WHAT IS NEEDED
Lines that hold the word "advalorem" should be located and copied.

Raw records

=====

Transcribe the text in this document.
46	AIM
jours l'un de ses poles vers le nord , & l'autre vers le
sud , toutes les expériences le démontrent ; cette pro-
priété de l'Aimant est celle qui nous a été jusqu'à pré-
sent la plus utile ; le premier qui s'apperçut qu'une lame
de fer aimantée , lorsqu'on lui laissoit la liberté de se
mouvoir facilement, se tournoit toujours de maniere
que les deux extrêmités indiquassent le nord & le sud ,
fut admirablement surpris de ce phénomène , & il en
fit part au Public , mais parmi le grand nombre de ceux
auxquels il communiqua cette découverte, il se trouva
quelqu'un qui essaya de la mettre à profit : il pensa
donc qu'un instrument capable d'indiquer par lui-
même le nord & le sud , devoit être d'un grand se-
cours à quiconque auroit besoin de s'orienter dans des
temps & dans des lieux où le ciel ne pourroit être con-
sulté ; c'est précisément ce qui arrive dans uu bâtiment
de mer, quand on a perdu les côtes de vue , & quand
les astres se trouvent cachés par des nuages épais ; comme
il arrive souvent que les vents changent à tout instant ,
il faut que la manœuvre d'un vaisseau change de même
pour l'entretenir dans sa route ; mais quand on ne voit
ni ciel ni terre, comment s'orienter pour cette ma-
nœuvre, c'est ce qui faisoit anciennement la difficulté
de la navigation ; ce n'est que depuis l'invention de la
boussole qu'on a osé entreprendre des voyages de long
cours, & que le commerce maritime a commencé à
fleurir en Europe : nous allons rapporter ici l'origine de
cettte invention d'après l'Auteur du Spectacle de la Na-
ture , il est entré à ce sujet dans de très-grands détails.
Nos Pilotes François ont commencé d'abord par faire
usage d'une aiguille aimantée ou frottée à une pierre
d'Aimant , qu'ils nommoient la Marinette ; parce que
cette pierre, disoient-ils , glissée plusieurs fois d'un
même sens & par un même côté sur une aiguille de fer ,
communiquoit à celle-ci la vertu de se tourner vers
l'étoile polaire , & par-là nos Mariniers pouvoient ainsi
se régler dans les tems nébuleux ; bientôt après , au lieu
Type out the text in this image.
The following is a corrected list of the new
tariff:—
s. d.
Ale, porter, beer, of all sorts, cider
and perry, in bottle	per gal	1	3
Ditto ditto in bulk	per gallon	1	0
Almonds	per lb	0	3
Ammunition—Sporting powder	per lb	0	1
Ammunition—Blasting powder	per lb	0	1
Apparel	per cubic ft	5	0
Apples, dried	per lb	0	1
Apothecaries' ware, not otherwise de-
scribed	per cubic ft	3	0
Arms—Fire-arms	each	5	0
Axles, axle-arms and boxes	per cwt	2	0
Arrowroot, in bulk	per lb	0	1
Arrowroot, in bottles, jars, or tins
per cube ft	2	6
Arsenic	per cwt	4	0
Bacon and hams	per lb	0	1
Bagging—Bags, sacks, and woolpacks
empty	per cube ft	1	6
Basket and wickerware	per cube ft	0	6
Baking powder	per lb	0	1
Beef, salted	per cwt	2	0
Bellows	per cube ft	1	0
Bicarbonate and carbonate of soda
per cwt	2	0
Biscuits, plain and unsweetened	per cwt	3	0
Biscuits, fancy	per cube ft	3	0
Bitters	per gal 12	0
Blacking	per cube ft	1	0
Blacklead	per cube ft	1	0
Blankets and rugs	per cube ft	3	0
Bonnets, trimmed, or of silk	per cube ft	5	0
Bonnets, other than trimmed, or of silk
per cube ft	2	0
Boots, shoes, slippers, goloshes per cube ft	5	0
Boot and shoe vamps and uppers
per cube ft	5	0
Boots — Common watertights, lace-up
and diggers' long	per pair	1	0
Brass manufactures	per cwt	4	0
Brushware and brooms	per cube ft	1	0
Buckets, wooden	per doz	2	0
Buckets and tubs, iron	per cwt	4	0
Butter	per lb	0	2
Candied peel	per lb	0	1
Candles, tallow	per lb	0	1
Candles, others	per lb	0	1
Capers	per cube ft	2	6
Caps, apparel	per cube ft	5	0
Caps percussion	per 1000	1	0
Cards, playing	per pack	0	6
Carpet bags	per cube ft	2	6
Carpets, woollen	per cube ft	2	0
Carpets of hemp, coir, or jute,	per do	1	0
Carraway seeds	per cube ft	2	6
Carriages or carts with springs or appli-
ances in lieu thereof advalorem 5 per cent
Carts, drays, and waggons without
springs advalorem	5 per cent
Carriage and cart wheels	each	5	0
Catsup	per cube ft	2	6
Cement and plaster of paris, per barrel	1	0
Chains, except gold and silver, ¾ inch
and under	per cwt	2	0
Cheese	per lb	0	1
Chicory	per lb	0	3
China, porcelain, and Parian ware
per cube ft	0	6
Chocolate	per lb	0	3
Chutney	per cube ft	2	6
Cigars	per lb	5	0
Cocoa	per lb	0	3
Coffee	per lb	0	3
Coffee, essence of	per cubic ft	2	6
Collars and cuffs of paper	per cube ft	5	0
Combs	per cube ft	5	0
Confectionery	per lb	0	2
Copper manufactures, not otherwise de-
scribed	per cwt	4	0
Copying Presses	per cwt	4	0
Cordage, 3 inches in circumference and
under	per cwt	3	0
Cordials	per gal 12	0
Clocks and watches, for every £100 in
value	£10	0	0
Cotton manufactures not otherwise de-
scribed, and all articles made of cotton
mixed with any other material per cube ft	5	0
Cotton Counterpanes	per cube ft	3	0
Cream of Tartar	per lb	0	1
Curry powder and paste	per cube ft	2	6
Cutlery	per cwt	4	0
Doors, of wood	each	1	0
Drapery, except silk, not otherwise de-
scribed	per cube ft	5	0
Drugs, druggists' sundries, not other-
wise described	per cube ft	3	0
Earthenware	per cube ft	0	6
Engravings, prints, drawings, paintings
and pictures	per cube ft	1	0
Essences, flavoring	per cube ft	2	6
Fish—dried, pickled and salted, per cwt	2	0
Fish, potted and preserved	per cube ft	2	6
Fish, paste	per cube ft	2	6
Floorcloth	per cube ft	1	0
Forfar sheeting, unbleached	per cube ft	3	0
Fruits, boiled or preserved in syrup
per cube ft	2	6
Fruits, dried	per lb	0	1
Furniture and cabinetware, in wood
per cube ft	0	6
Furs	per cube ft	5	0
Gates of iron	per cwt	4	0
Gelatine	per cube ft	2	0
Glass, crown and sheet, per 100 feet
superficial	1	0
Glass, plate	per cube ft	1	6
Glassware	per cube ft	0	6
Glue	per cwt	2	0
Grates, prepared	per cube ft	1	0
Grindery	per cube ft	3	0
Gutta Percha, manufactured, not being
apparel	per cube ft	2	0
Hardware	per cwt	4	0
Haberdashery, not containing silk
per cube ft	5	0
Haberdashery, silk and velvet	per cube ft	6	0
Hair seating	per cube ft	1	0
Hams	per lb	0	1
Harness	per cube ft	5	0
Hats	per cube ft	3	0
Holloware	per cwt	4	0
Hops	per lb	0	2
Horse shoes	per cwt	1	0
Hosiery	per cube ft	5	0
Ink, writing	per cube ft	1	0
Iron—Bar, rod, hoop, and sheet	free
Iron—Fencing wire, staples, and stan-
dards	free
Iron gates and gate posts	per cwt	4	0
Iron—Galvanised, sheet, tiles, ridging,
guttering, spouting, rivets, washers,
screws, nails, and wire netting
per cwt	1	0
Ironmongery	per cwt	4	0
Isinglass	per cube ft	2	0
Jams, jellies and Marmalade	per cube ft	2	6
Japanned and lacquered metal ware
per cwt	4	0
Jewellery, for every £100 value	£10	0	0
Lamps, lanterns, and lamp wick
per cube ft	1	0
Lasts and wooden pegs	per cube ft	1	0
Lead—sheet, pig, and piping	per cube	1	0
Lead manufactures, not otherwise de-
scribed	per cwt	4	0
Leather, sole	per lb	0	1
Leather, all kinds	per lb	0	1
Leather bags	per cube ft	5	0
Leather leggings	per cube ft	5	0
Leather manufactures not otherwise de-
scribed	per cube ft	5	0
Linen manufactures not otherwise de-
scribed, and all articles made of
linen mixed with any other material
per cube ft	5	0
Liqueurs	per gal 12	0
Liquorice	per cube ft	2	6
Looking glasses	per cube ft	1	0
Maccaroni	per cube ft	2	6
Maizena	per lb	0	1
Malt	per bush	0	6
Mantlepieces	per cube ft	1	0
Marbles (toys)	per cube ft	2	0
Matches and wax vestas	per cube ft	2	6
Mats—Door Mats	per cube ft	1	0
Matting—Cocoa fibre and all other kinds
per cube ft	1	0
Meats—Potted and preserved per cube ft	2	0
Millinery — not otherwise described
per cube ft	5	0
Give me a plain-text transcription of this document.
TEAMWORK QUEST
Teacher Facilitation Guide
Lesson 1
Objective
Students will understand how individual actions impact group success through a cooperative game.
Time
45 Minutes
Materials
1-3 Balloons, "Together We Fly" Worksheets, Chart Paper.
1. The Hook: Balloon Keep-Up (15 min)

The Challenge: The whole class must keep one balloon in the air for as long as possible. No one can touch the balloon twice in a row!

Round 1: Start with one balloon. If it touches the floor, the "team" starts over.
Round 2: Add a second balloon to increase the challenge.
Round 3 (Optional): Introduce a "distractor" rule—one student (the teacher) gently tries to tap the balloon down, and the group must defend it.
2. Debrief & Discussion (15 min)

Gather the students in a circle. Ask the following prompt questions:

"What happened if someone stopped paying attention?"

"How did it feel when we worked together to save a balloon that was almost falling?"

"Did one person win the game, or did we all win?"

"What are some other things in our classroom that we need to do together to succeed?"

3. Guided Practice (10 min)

=====

FULL ANSWER
ances in lieu thereof advalorem 5 per cent
springs advalorem	5 per cent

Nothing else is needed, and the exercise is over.